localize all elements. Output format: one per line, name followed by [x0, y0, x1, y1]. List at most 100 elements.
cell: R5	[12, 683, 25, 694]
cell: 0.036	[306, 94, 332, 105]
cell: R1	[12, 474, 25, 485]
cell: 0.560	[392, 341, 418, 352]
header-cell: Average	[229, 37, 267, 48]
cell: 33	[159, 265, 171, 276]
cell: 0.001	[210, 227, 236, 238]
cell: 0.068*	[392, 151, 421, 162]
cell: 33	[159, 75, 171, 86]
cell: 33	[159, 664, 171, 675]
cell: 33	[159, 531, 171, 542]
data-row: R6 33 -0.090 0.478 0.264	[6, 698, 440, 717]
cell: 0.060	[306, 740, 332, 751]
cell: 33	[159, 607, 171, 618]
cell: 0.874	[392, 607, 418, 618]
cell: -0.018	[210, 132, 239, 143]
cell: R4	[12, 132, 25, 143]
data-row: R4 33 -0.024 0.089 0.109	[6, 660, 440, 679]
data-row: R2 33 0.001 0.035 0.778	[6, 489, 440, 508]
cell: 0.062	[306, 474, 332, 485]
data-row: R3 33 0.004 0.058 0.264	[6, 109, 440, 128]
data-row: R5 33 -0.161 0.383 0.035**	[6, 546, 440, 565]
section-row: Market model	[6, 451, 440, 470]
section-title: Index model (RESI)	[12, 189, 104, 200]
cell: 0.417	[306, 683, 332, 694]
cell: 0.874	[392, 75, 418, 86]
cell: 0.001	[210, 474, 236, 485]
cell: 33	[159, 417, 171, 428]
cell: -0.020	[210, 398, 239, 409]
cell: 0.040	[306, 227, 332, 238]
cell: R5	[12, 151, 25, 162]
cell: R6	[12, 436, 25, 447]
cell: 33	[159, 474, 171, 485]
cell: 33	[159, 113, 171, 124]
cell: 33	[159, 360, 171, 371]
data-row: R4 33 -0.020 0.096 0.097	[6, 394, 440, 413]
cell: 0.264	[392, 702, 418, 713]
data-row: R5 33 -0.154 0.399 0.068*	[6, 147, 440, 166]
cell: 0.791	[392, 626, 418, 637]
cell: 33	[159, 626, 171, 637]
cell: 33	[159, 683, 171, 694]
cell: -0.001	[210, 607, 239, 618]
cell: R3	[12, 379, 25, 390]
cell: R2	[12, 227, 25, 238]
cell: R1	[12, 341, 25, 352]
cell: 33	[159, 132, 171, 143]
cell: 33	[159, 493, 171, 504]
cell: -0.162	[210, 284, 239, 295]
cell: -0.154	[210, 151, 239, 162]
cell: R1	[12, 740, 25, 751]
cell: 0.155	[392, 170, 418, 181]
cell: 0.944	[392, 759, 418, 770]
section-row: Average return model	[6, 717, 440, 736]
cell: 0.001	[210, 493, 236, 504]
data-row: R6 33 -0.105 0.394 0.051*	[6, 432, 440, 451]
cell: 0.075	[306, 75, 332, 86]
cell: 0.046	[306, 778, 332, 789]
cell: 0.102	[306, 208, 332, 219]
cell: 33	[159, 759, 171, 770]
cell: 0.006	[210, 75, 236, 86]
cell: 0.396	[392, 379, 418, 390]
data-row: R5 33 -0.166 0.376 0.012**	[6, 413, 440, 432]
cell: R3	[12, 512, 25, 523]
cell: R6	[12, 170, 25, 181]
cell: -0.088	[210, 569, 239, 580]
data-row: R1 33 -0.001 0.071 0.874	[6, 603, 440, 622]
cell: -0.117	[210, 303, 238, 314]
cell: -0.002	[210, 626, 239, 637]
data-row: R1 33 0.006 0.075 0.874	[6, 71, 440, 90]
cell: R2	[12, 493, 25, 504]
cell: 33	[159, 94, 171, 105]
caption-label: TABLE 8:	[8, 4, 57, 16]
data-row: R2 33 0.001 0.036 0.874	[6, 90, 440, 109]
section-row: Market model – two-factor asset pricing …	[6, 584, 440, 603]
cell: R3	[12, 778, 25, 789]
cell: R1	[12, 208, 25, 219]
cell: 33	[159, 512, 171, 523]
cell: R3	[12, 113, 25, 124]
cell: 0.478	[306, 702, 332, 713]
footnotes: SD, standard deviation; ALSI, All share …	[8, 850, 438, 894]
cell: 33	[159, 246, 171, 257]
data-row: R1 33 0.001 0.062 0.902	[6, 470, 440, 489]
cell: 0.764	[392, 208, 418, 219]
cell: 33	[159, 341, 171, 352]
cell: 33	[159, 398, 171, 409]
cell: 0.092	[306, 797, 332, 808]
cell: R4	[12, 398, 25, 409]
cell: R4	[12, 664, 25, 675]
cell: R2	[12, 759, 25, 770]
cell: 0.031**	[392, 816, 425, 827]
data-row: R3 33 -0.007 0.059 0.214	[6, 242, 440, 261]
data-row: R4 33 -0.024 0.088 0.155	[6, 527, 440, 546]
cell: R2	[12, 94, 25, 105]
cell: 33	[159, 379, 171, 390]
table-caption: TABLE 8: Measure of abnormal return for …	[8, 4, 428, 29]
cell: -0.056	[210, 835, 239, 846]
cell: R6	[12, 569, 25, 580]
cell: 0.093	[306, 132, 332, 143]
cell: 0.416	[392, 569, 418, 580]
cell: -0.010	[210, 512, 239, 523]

-------------------------

Given problem: Retype every line of the rows above without changing anything.

Full answer:
localize all elements. Output format: one per line, name followed by [x0, y0, x1, y1]. List at most 100 elements.
cell: R5	[12, 683, 25, 694]
cell: 0.036	[306, 94, 332, 105]
cell: R1	[12, 474, 25, 485]
cell: 0.560	[392, 341, 418, 352]
header-cell: Average	[229, 37, 267, 48]
cell: 33	[159, 265, 171, 276]
cell: 0.001	[210, 227, 236, 238]
cell: 0.068*	[392, 151, 421, 162]
cell: 33	[159, 75, 171, 86]
cell: 33	[159, 664, 171, 675]
cell: 33	[159, 531, 171, 542]
data-row: R6 33 -0.090 0.478 0.264	[6, 698, 440, 717]
cell: 0.060	[306, 740, 332, 751]
cell: 33	[159, 607, 171, 618]
cell: 0.874	[392, 607, 418, 618]
cell: -0.018	[210, 132, 239, 143]
cell: R4	[12, 132, 25, 143]
data-row: R4 33 -0.024 0.089 0.109	[6, 660, 440, 679]
data-row: R2 33 0.001 0.035 0.778	[6, 489, 440, 508]
cell: 0.062	[306, 474, 332, 485]
data-row: R3 33 0.004 0.058 0.264	[6, 109, 440, 128]
data-row: R5 33 -0.161 0.383 0.035**	[6, 546, 440, 565]
section-row: Market model	[6, 451, 440, 470]
section-title: Index model (RESI)	[12, 189, 104, 200]
cell: 0.417	[306, 683, 332, 694]
cell: 0.874	[392, 75, 418, 86]
cell: 0.001	[210, 474, 236, 485]
cell: 33	[159, 417, 171, 428]
cell: -0.020	[210, 398, 239, 409]
cell: 0.040	[306, 227, 332, 238]
cell: R5	[12, 151, 25, 162]
cell: R6	[12, 436, 25, 447]
cell: 33	[159, 474, 171, 485]
cell: 33	[159, 113, 171, 124]
cell: 33	[159, 360, 171, 371]
data-row: R4 33 -0.020 0.096 0.097	[6, 394, 440, 413]
cell: 0.264	[392, 702, 418, 713]
data-row: R5 33 -0.154 0.399 0.068*	[6, 147, 440, 166]
cell: 0.791	[392, 626, 418, 637]
cell: 33	[159, 626, 171, 637]
cell: 33	[159, 683, 171, 694]
cell: -0.001	[210, 607, 239, 618]
cell: R3	[12, 379, 25, 390]
cell: R2	[12, 227, 25, 238]
cell: R1	[12, 341, 25, 352]
cell: 33	[159, 132, 171, 143]
cell: 33	[159, 493, 171, 504]
cell: -0.162	[210, 284, 239, 295]
cell: -0.154	[210, 151, 239, 162]
cell: R1	[12, 740, 25, 751]
cell: 0.155	[392, 170, 418, 181]
cell: 0.944	[392, 759, 418, 770]
section-row: Average return model	[6, 717, 440, 736]
cell: 0.001	[210, 493, 236, 504]
data-row: R6 33 -0.105 0.394 0.051*	[6, 432, 440, 451]
cell: 0.075	[306, 75, 332, 86]
cell: 0.046	[306, 778, 332, 789]
cell: 0.102	[306, 208, 332, 219]
cell: 33	[159, 759, 171, 770]
cell: 0.006	[210, 75, 236, 86]
cell: 0.396	[392, 379, 418, 390]
data-row: R5 33 -0.166 0.376 0.012**	[6, 413, 440, 432]
cell: R3	[12, 512, 25, 523]
cell: R6	[12, 170, 25, 181]
cell: -0.088	[210, 569, 239, 580]
data-row: R1 33 -0.001 0.071 0.874	[6, 603, 440, 622]
cell: -0.117	[210, 303, 238, 314]
cell: -0.002	[210, 626, 239, 637]
data-row: R1 33 0.006 0.075 0.874	[6, 71, 440, 90]
cell: R2	[12, 493, 25, 504]
cell: 33	[159, 94, 171, 105]
caption-label: TABLE 8:	[8, 4, 57, 16]
data-row: R2 33 0.001 0.036 0.874	[6, 90, 440, 109]
section-row: Market model – two-factor asset pricing …	[6, 584, 440, 603]
cell: R3	[12, 778, 25, 789]
cell: R1	[12, 208, 25, 219]
cell: 33	[159, 512, 171, 523]
cell: R3	[12, 113, 25, 124]
cell: 0.478	[306, 702, 332, 713]
footnotes: SD, standard deviation; ALSI, All share …	[8, 850, 438, 894]
cell: 33	[159, 246, 171, 257]
data-row: R1 33 0.001 0.062 0.902	[6, 470, 440, 489]
cell: 0.764	[392, 208, 418, 219]
cell: 33	[159, 341, 171, 352]
cell: 33	[159, 398, 171, 409]
cell: 0.092	[306, 797, 332, 808]
cell: R4	[12, 398, 25, 409]
cell: R4	[12, 664, 25, 675]
cell: R2	[12, 759, 25, 770]
cell: 0.031**	[392, 816, 425, 827]
data-row: R3 33 -0.007 0.059 0.214	[6, 242, 440, 261]
data-row: R4 33 -0.024 0.088 0.155	[6, 527, 440, 546]
cell: R2	[12, 94, 25, 105]
cell: 33	[159, 379, 171, 390]
table-caption: TABLE 8: Measure of abnormal return for …	[8, 4, 428, 29]
cell: -0.056	[210, 835, 239, 846]
cell: R6	[12, 569, 25, 580]
cell: 0.093	[306, 132, 332, 143]
cell: 0.416	[392, 569, 418, 580]
cell: -0.010	[210, 512, 239, 523]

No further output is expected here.